* _REQUIREMENT_
Set down every entry word for word. Omit the pictures.
BEGIN MATERIAL FOR THE TASK
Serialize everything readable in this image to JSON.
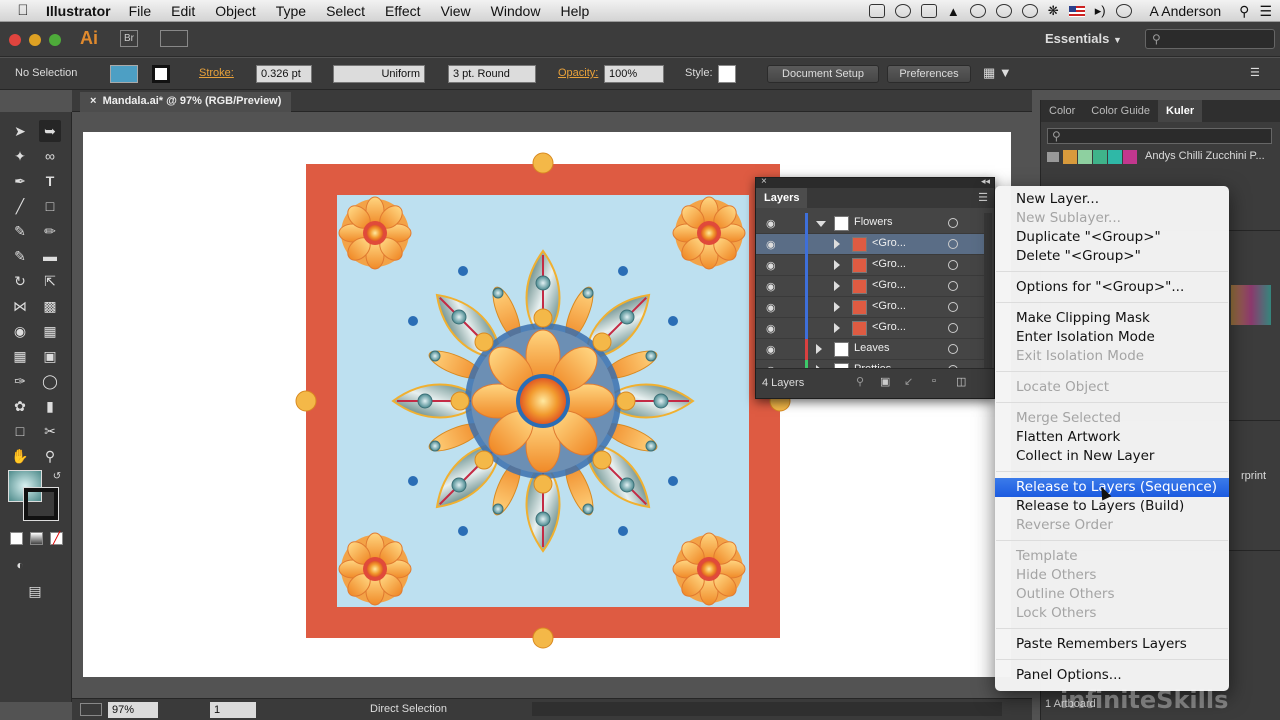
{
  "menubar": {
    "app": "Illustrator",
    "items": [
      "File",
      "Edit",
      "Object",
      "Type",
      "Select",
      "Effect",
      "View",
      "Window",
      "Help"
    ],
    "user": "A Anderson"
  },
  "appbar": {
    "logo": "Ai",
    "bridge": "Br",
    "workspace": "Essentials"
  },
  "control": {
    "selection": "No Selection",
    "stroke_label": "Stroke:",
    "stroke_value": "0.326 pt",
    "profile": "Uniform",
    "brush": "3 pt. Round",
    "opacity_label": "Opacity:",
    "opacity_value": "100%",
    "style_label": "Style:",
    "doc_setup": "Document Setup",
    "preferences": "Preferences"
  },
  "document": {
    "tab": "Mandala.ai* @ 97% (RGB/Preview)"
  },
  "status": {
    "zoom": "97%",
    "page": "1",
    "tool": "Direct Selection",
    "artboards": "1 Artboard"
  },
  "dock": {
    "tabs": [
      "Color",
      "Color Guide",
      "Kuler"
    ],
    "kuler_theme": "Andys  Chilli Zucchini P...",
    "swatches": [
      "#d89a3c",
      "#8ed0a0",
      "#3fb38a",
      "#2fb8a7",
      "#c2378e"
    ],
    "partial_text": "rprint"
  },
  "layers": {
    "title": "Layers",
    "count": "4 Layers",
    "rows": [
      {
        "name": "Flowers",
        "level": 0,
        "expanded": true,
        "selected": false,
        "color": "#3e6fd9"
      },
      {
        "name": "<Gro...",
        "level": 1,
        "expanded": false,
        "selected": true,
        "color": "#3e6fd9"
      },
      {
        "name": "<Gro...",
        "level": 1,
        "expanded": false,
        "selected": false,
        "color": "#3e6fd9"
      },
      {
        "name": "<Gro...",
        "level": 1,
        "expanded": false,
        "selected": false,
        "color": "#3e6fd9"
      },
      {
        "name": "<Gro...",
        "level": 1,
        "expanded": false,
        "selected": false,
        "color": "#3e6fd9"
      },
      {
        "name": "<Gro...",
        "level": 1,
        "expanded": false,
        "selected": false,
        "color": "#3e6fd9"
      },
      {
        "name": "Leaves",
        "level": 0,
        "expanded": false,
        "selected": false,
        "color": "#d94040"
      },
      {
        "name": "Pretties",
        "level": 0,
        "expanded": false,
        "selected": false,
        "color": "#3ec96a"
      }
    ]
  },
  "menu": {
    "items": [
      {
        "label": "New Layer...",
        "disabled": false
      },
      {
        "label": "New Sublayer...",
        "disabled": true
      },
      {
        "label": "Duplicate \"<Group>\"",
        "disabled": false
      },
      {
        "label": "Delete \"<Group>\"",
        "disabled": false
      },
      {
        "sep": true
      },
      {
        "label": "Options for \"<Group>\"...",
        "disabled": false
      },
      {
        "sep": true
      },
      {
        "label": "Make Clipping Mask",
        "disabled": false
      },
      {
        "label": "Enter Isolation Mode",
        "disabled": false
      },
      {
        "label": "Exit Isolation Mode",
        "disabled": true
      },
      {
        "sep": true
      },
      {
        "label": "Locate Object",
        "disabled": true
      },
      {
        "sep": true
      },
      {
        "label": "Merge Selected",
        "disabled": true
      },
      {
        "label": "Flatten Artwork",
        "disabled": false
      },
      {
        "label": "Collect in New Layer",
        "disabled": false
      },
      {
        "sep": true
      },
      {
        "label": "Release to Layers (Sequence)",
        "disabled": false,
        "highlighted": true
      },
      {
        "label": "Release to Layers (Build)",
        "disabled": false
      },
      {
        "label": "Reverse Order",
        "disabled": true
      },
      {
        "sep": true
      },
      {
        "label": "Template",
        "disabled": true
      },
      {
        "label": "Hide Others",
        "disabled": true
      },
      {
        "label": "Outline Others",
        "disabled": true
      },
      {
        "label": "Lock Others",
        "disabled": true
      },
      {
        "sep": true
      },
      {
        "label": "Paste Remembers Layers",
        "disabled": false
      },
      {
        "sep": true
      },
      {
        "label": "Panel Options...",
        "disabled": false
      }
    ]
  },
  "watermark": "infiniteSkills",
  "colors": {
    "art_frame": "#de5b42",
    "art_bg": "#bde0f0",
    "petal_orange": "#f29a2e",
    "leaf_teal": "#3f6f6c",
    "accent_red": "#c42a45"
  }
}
END MATERIAL FOR THE TASK
* _THE COMPLETED TASK_
Serialize everything readable in this image to JSON.
{
  "menubar": {
    "app": "Illustrator",
    "items": [
      "File",
      "Edit",
      "Object",
      "Type",
      "Select",
      "Effect",
      "View",
      "Window",
      "Help"
    ],
    "user": "A Anderson"
  },
  "appbar": {
    "logo": "Ai",
    "bridge": "Br",
    "workspace": "Essentials"
  },
  "control": {
    "selection": "No Selection",
    "stroke_label": "Stroke:",
    "stroke_value": "0.326 pt",
    "profile": "Uniform",
    "brush": "3 pt. Round",
    "opacity_label": "Opacity:",
    "opacity_value": "100%",
    "style_label": "Style:",
    "doc_setup": "Document Setup",
    "preferences": "Preferences"
  },
  "document": {
    "tab": "Mandala.ai* @ 97% (RGB/Preview)"
  },
  "status": {
    "zoom": "97%",
    "page": "1",
    "tool": "Direct Selection",
    "artboards": "1 Artboard"
  },
  "dock": {
    "tabs": [
      "Color",
      "Color Guide",
      "Kuler"
    ],
    "kuler_theme": "Andys  Chilli Zucchini P...",
    "swatches": [
      "#d89a3c",
      "#8ed0a0",
      "#3fb38a",
      "#2fb8a7",
      "#c2378e"
    ],
    "partial_text": "rprint"
  },
  "layers": {
    "title": "Layers",
    "count": "4 Layers",
    "rows": [
      {
        "name": "Flowers",
        "level": 0,
        "expanded": true,
        "selected": false,
        "color": "#3e6fd9"
      },
      {
        "name": "<Gro...",
        "level": 1,
        "expanded": false,
        "selected": true,
        "color": "#3e6fd9"
      },
      {
        "name": "<Gro...",
        "level": 1,
        "expanded": false,
        "selected": false,
        "color": "#3e6fd9"
      },
      {
        "name": "<Gro...",
        "level": 1,
        "expanded": false,
        "selected": false,
        "color": "#3e6fd9"
      },
      {
        "name": "<Gro...",
        "level": 1,
        "expanded": false,
        "selected": false,
        "color": "#3e6fd9"
      },
      {
        "name": "<Gro...",
        "level": 1,
        "expanded": false,
        "selected": false,
        "color": "#3e6fd9"
      },
      {
        "name": "Leaves",
        "level": 0,
        "expanded": false,
        "selected": false,
        "color": "#d94040"
      },
      {
        "name": "Pretties",
        "level": 0,
        "expanded": false,
        "selected": false,
        "color": "#3ec96a"
      }
    ]
  },
  "menu": {
    "items": [
      {
        "label": "New Layer...",
        "disabled": false
      },
      {
        "label": "New Sublayer...",
        "disabled": true
      },
      {
        "label": "Duplicate \"<Group>\"",
        "disabled": false
      },
      {
        "label": "Delete \"<Group>\"",
        "disabled": false
      },
      {
        "sep": true
      },
      {
        "label": "Options for \"<Group>\"...",
        "disabled": false
      },
      {
        "sep": true
      },
      {
        "label": "Make Clipping Mask",
        "disabled": false
      },
      {
        "label": "Enter Isolation Mode",
        "disabled": false
      },
      {
        "label": "Exit Isolation Mode",
        "disabled": true
      },
      {
        "sep": true
      },
      {
        "label": "Locate Object",
        "disabled": true
      },
      {
        "sep": true
      },
      {
        "label": "Merge Selected",
        "disabled": true
      },
      {
        "label": "Flatten Artwork",
        "disabled": false
      },
      {
        "label": "Collect in New Layer",
        "disabled": false
      },
      {
        "sep": true
      },
      {
        "label": "Release to Layers (Sequence)",
        "disabled": false,
        "highlighted": true
      },
      {
        "label": "Release to Layers (Build)",
        "disabled": false
      },
      {
        "label": "Reverse Order",
        "disabled": true
      },
      {
        "sep": true
      },
      {
        "label": "Template",
        "disabled": true
      },
      {
        "label": "Hide Others",
        "disabled": true
      },
      {
        "label": "Outline Others",
        "disabled": true
      },
      {
        "label": "Lock Others",
        "disabled": true
      },
      {
        "sep": true
      },
      {
        "label": "Paste Remembers Layers",
        "disabled": false
      },
      {
        "sep": true
      },
      {
        "label": "Panel Options...",
        "disabled": false
      }
    ]
  },
  "watermark": "infiniteSkills",
  "colors": {
    "art_frame": "#de5b42",
    "art_bg": "#bde0f0",
    "petal_orange": "#f29a2e",
    "leaf_teal": "#3f6f6c",
    "accent_red": "#c42a45"
  }
}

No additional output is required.